[EXERCISE DATA start]

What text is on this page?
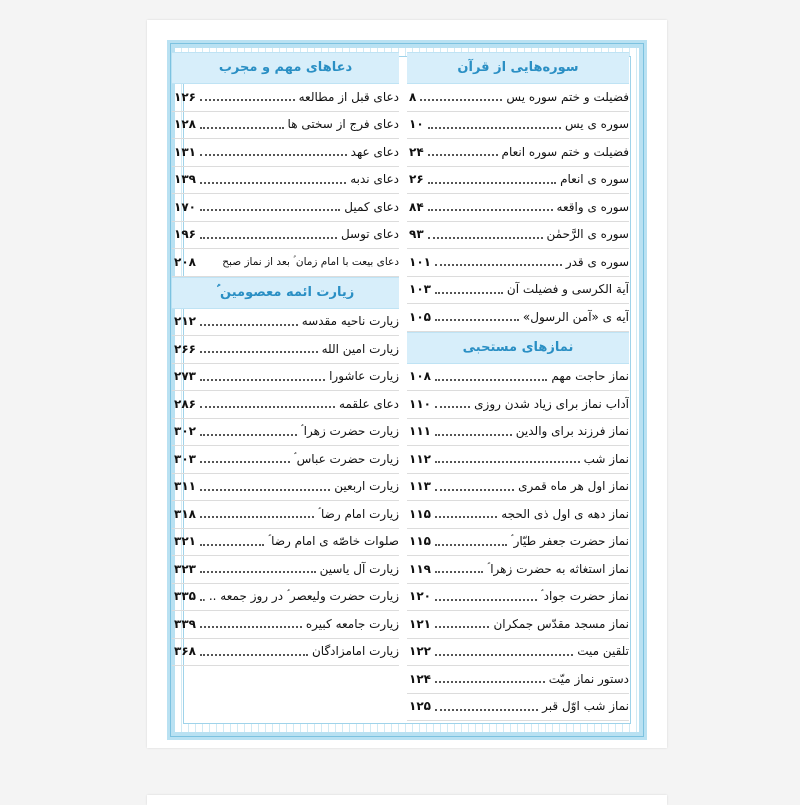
سوره‌هایی از قرآن
فضیلت و ختم سوره یس
۸
سوره ی یس
۱۰
فضیلت و ختم سوره انعام
۲۴
سوره ی انعام
۲۶
سوره ی واقعه
۸۴
سوره ی الرَّحمٰن
۹۳
سوره ی قدر
۱۰۱
آیة الکرسی و فضیلت آن
۱۰۳
آیه ی «آمن الرسول»
۱۰۵
نمازهای مستحبی
نماز حاجت مهم
۱۰۸
آداب نماز برای زیاد شدن روزی
۱۱۰
نماز فرزند برای والدین
۱۱۱
نماز شب
۱۱۲
نماز اول هر ماه قمری
۱۱۳
نماز دهه ی اول ذی الحجه
۱۱۵
نماز حضرت جعفر طیّار ؑ
۱۱۵
نماز استغاثه به حضرت زهرا ؑ
۱۱۹
نماز حضرت جواد ؑ
۱۲۰
نماز مسجد مقدّس جمکران
۱۲۱
تلقین میت
۱۲۲
دستور نماز میّت
۱۲۴
نماز شب اوّل قبر
۱۲۵
دعاهای مهم و مجرب
دعای قبل از مطالعه
۱۲۶
دعای فرج از سختی ها
۱۲۸
دعای عهد
۱۳۱
دعای ندبه
۱۳۹
دعای کمیل
۱۷۰
دعای توسل
۱۹۶
دعای بیعت با امام زمان ؑ بعد از نماز صبح
۲۰۸
زیارت ائمه معصومین ؑ
زیارت ناحیه مقدسه
۲۱۲
زیارت امین الله
۲۶۶
زیارت عاشورا
۲۷۳
دعای علقمه
۲۸۶
زیارت حضرت زهرا ؑ
۳۰۲
زیارت حضرت عباس ؑ
۳۰۳
زیارت اربعین
۳۱۱
زیارت امام رضا ؑ
۳۱۸
صلوات خاصّه ی امام رضا ؑ
۳۲۱
زیارت آل یاسین
۳۲۳
زیارت حضرت ولیعصر ؑ در روز جمعه ..
۳۳۵
زیارت جامعه کبیره
۳۳۹
زیارت امامزادگان
۳۶۸
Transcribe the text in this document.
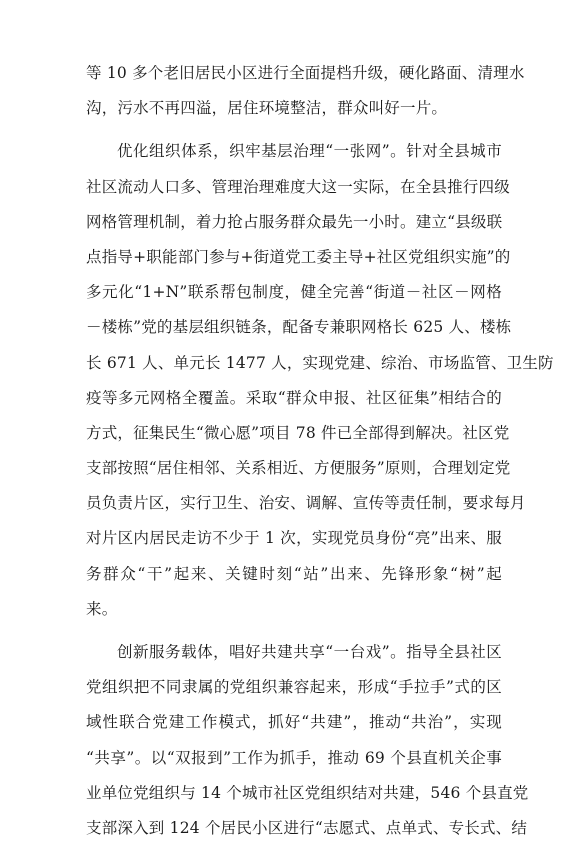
等 10 多个老旧居民小区进行全面提档升级，硬化路面、清理水
沟，污水不再四溢，居住环境整洁，群众叫好一片。
优化组织体系，织牢基层治理“一张网”。针对全县城市
社区流动人口多、管理治理难度大这一实际，在全县推行四级
网格管理机制，着力抢占服务群众最先一小时。建立“县级联
点指导+职能部门参与+街道党工委主导+社区党组织实施”的
多元化“1+N”联系帮包制度，健全完善“街道－社区－网格
－楼栋”党的基层组织链条，配备专兼职网格长 625 人、楼栋
长 671 人、单元长 1477 人，实现党建、综治、市场监管、卫生防
疫等多元网格全覆盖。采取“群众申报、社区征集”相结合的
方式，征集民生“微心愿”项目 78 件已全部得到解决。社区党
支部按照“居住相邻、关系相近、方便服务”原则，合理划定党
员负责片区，实行卫生、治安、调解、宣传等责任制，要求每月
对片区内居民走访不少于 1 次，实现党员身份“亮”出来、服
务群众“干”起来、关键时刻“站”出来、先锋形象“树”起
来。
创新服务载体，唱好共建共享“一台戏”。指导全县社区
党组织把不同隶属的党组织兼容起来，形成“手拉手”式的区
域性联合党建工作模式，抓好“共建”，推动“共治”，实现
“共享”。以“双报到”工作为抓手，推动 69 个县直机关企事
业单位党组织与 14 个城市社区党组织结对共建，546 个县直党
支部深入到 124 个居民小区进行“志愿式、点单式、专长式、结
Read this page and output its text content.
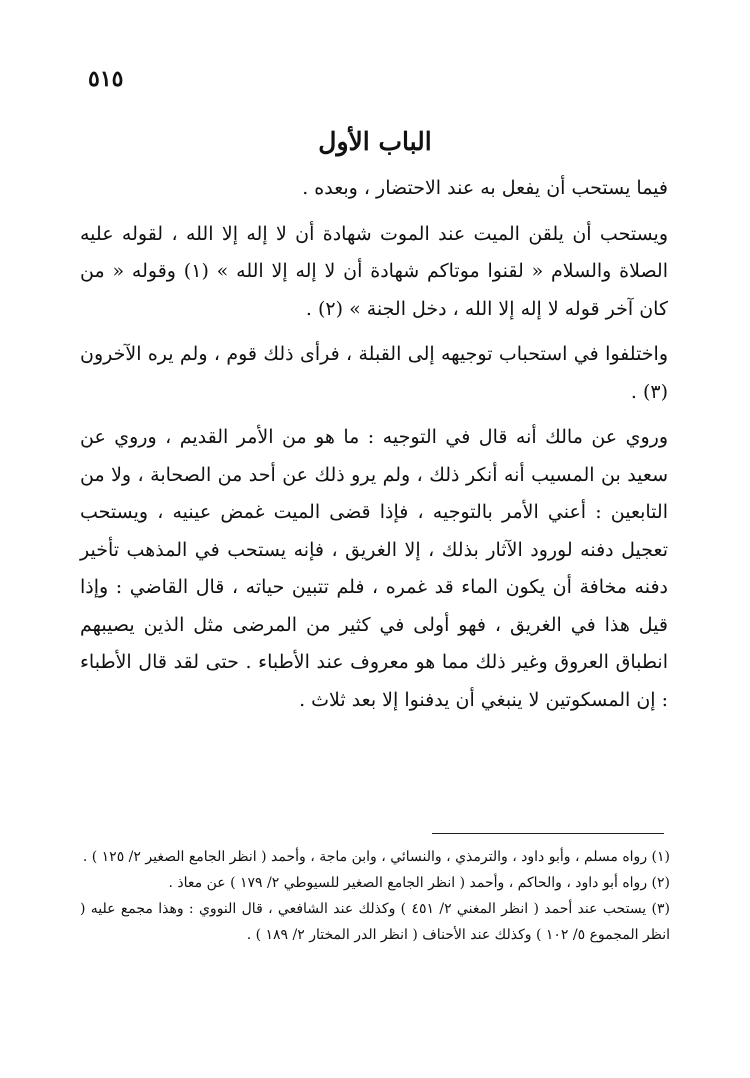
٥١٥
الباب الأول

فيما يستحب أن يفعل به عند الاحتضار ، وبعده .

ويستحب أن يلقن الميت عند الموت شهادة أن لا إله إلا الله ، لقوله عليه الصلاة والسلام « لقنوا موتاكم شهادة أن لا إله إلا الله » (١) وقوله « من كان آخر قوله لا إله إلا الله ، دخل الجنة » (٢) .

واختلفوا في استحباب توجيهه إلى القبلة ، فرأى ذلك قوم ، ولم يره الآخرون (٣) .

وروي عن مالك أنه قال في التوجيه : ما هو من الأمر القديم ، وروي عن سعيد بن المسيب أنه أنكر ذلك ، ولم يرو ذلك عن أحد من الصحابة ، ولا من التابعين : أعني الأمر بالتوجيه ، فإذا قضى الميت غمض عينيه ، ويستحب تعجيل دفنه لورود الآثار بذلك ، إلا الغريق ، فإنه يستحب في المذهب تأخير دفنه مخافة أن يكون الماء قد غمره ، فلم تتبين حياته ، قال القاضي : وإذا قيل هذا في الغريق ، فهو أولى في كثير من المرضى مثل الذين يصيبهم انطباق العروق وغير ذلك مما هو معروف عند الأطباء . حتى لقد قال الأطباء : إن المسكوتين لا ينبغي أن يدفنوا إلا بعد ثلاث .

(١) رواه مسلم ، وأبو داود ، والترمذي ، والنسائي ، وابن ماجة ، وأحمد ( انظر الجامع الصغير ٢/ ١٢٥ ) .

(٢) رواه أبو داود ، والحاكم ، وأحمد ( انظر الجامع الصغير للسيوطي ٢/ ١٧٩ ) عن معاذ .

(٣) يستحب عند أحمد ( انظر المغني ٢/ ٤٥١ ) وكذلك عند الشافعي ، قال النووي : وهذا مجمع عليه ( انظر المجموع ٥/ ١٠٢ ) وكذلك عند الأحناف ( انظر الدر المختار ٢/ ١٨٩ ) .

[EXERCISE DATA end]

**WHAT YOU SHOULD DO**:
Copy out all the data without changing anything, and drop the pictures.

**ANSWER IN FULL**:
What text is on this page?
سوره‌هایی از قرآن
فضیلت و ختم سوره یس
۸
سوره ی یس
۱۰
فضیلت و ختم سوره انعام
۲۴
سوره ی انعام
۲۶
سوره ی واقعه
۸۴
سوره ی الرَّحمٰن
۹۳
سوره ی قدر
۱۰۱
آیة الکرسی و فضیلت آن
۱۰۳
آیه ی «آمن الرسول»
۱۰۵
نمازهای مستحبی
نماز حاجت مهم
۱۰۸
آداب نماز برای زیاد شدن روزی
۱۱۰
نماز فرزند برای والدین
۱۱۱
نماز شب
۱۱۲
نماز اول هر ماه قمری
۱۱۳
نماز دهه ی اول ذی الحجه
۱۱۵
نماز حضرت جعفر طیّار ؑ
۱۱۵
نماز استغاثه به حضرت زهرا ؑ
۱۱۹
نماز حضرت جواد ؑ
۱۲۰
نماز مسجد مقدّس جمکران
۱۲۱
تلقین میت
۱۲۲
دستور نماز میّت
۱۲۴
نماز شب اوّل قبر
۱۲۵
دعاهای مهم و مجرب
دعای قبل از مطالعه
۱۲۶
دعای فرج از سختی ها
۱۲۸
دعای عهد
۱۳۱
دعای ندبه
۱۳۹
دعای کمیل
۱۷۰
دعای توسل
۱۹۶
دعای بیعت با امام زمان ؑ بعد از نماز صبح
۲۰۸
زیارت ائمه معصومین ؑ
زیارت ناحیه مقدسه
۲۱۲
زیارت امین الله
۲۶۶
زیارت عاشورا
۲۷۳
دعای علقمه
۲۸۶
زیارت حضرت زهرا ؑ
۳۰۲
زیارت حضرت عباس ؑ
۳۰۳
زیارت اربعین
۳۱۱
زیارت امام رضا ؑ
۳۱۸
صلوات خاصّه ی امام رضا ؑ
۳۲۱
زیارت آل یاسین
۳۲۳
زیارت حضرت ولیعصر ؑ در روز جمعه ..
۳۳۵
زیارت جامعه کبیره
۳۳۹
زیارت امامزادگان
۳۶۸
Transcribe the text in this document.
等 10 多个老旧居民小区进行全面提档升级，硬化路面、清理水
沟，污水不再四溢，居住环境整洁，群众叫好一片。
优化组织体系，织牢基层治理“一张网”。针对全县城市
社区流动人口多、管理治理难度大这一实际，在全县推行四级
网格管理机制，着力抢占服务群众最先一小时。建立“县级联
点指导+职能部门参与+街道党工委主导+社区党组织实施”的
多元化“1+N”联系帮包制度，健全完善“街道－社区－网格
－楼栋”党的基层组织链条，配备专兼职网格长 625 人、楼栋
长 671 人、单元长 1477 人，实现党建、综治、市场监管、卫生防
疫等多元网格全覆盖。采取“群众申报、社区征集”相结合的
方式，征集民生“微心愿”项目 78 件已全部得到解决。社区党
支部按照“居住相邻、关系相近、方便服务”原则，合理划定党
员负责片区，实行卫生、治安、调解、宣传等责任制，要求每月
对片区内居民走访不少于 1 次，实现党员身份“亮”出来、服
务群众“干”起来、关键时刻“站”出来、先锋形象“树”起
来。
创新服务载体，唱好共建共享“一台戏”。指导全县社区
党组织把不同隶属的党组织兼容起来，形成“手拉手”式的区
域性联合党建工作模式，抓好“共建”，推动“共治”，实现
“共享”。以“双报到”工作为抓手，推动 69 个县直机关企事
业单位党组织与 14 个城市社区党组织结对共建，546 个县直党
支部深入到 124 个居民小区进行“志愿式、点单式、专长式、结
Read this page and output its text content.
٥١٥
الباب الأول

فيما يستحب أن يفعل به عند الاحتضار ، وبعده .

ويستحب أن يلقن الميت عند الموت شهادة أن لا إله إلا الله ، لقوله عليه الصلاة والسلام « لقنوا موتاكم شهادة أن لا إله إلا الله » (١) وقوله « من كان آخر قوله لا إله إلا الله ، دخل الجنة » (٢) .

واختلفوا في استحباب توجيهه إلى القبلة ، فرأى ذلك قوم ، ولم يره الآخرون (٣) .

وروي عن مالك أنه قال في التوجيه : ما هو من الأمر القديم ، وروي عن سعيد بن المسيب أنه أنكر ذلك ، ولم يرو ذلك عن أحد من الصحابة ، ولا من التابعين : أعني الأمر بالتوجيه ، فإذا قضى الميت غمض عينيه ، ويستحب تعجيل دفنه لورود الآثار بذلك ، إلا الغريق ، فإنه يستحب في المذهب تأخير دفنه مخافة أن يكون الماء قد غمره ، فلم تتبين حياته ، قال القاضي : وإذا قيل هذا في الغريق ، فهو أولى في كثير من المرضى مثل الذين يصيبهم انطباق العروق وغير ذلك مما هو معروف عند الأطباء . حتى لقد قال الأطباء : إن المسكوتين لا ينبغي أن يدفنوا إلا بعد ثلاث .

(١) رواه مسلم ، وأبو داود ، والترمذي ، والنسائي ، وابن ماجة ، وأحمد ( انظر الجامع الصغير ٢/ ١٢٥ ) .

(٢) رواه أبو داود ، والحاكم ، وأحمد ( انظر الجامع الصغير للسيوطي ٢/ ١٧٩ ) عن معاذ .

(٣) يستحب عند أحمد ( انظر المغني ٢/ ٤٥١ ) وكذلك عند الشافعي ، قال النووي : وهذا مجمع عليه ( انظر المجموع ٥/ ١٠٢ ) وكذلك عند الأحناف ( انظر الدر المختار ٢/ ١٨٩ ) .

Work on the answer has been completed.